Julie et moi entreprenons -seuls- une marche en foret de 8.5kms. L'occasion de comprendre pourquoi on l'appelle " l'enfer vert ". En bon touristes que nous sommes, nous commençons très optimistes, façon " il ne peut rien nous arriver ". 8.5kms, c'est à peine 2h de marche après tout !

Les bruits de la forêt sont magiques, les oiseaux chantent, les papayous nous sifflent comme pour nous dissuader d'envahir leur territoire. Nous avons même la chance de voir un toucan à quelques mètres à peine de notre objectif ! Tout se passe donc pour le mieux. Et puis le chemin se dégrade progressivement, nous devons bientôt marcher sur des rondins de bois pour ne pas nous embourber. Nos 4km/h de moyenne en prennent un sacré coup et au bout de deux bonnes heures de marche, nous réalisons que nous n'avons parcouru que la moitié du chemin. Les heures chaudes commencent à se faire sentir et nous nous arrêtons de plus en plus souvent boire dans la misérable gourde/sac à dos qui nous sert d'unique ravitaillement. 4.5kms s'affichent enfin sur le panneau de bois bordant le sentier, nous sommes exactement à la moitié du parcours. Je réalise que s'il nous arrive quelque chose, il nous faudrait marcher au moins deux heures, que cela soit dans un sens ou dans l'autre, avant de rejoindre la civilisation et trouver de l'aide. Mais que pourrait-il nous arriver en pleine forêt amazonienne après tout ? Hein ? Rien... A part ce seRPEEEEENNT QUI TRAVERSE LE LAYON ENTRE JULIE ET MOI ET S'ARRÊTE JUSTE ENTRE NOUS DEUX !!!!!!!!!

Je me retourne en entendant julie crier, surprise par cet incongru promeneur

" - Nicolas, il y a un serpent dans les fougères, là ! "

Le filou se dissimulant à perfection dans le tapis de végétation ocre, je ne le vois évidemment pas

" - Où ça ?
- Là, juste entre toi et moi
- Je vois pas...
- Ben viens à ma place !
- Mouais, si tu dis qu'il est juste entre nous deux, je vais pas l'enjamber pour venir l'admirer... Mais il ressemble à quoi ?
- Ben il est marron et... Ah, il remue la queue en faisant un bruit de sonnette !

● **DONNÉES AFFICHÉES**:
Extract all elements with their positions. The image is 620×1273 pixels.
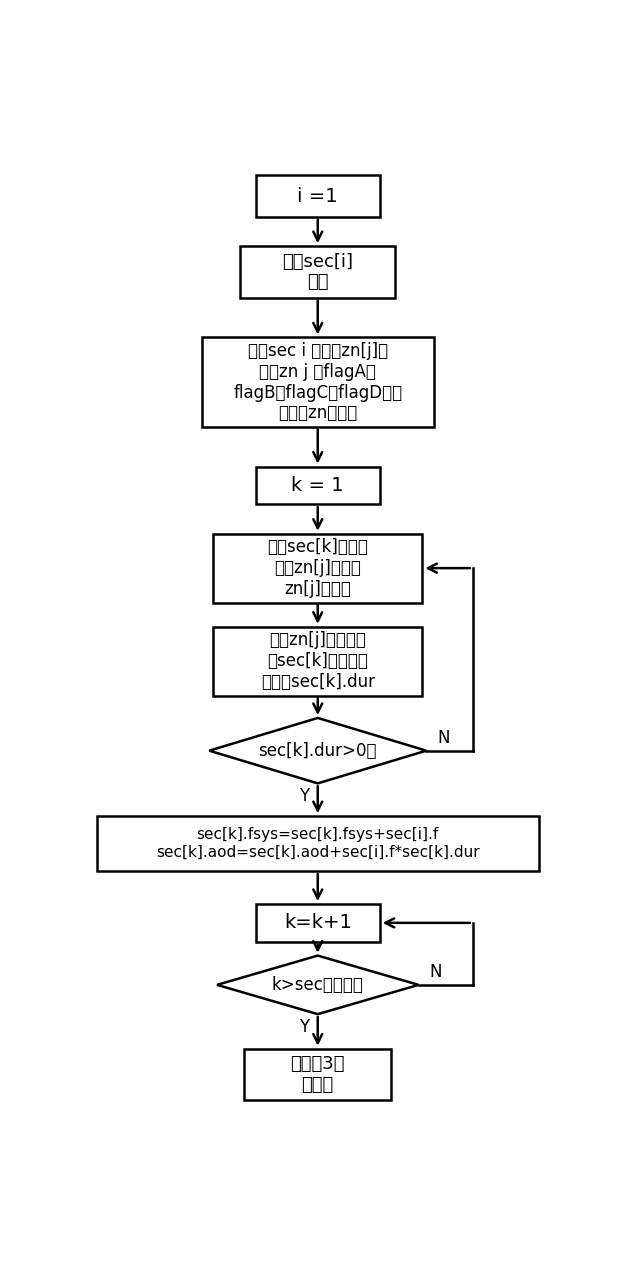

● **DÉFIS**:
1 - Répondez à ces questions d'après le récit de marche en forêt :
(a) Quelle distance la marche entreprise par Julie et le narrateur doit-elle couvrir ?
(b) Quel oiseau aperçoivent-ils à quelques mètres à peine ?
(c) Quel bruit fait le serpent en remuant la queue ?
2 - Recopiez un passage du récit de marche en forêt, en commençant par « - Là, juste » et en poursuivant jusqu'à « bruit de sonnette ! ».

● **RÉPONSES ATTENDUES**:
1 -
(a) 8,5 km.
(b) Un toucan.
(c) Un bruit de sonnette.

2 -
- Là, juste entre toi et moi
- Je vois pas...
- Ben viens à ma place !
- Mouais, si tu dis qu'il est juste entre nous deux, je vais pas l'enjamber pour venir l'admirer... Mais il ressemble à quoi ?
- Ben il est marron et... Ah, il remue la queue en faisant un bruit de sonnette !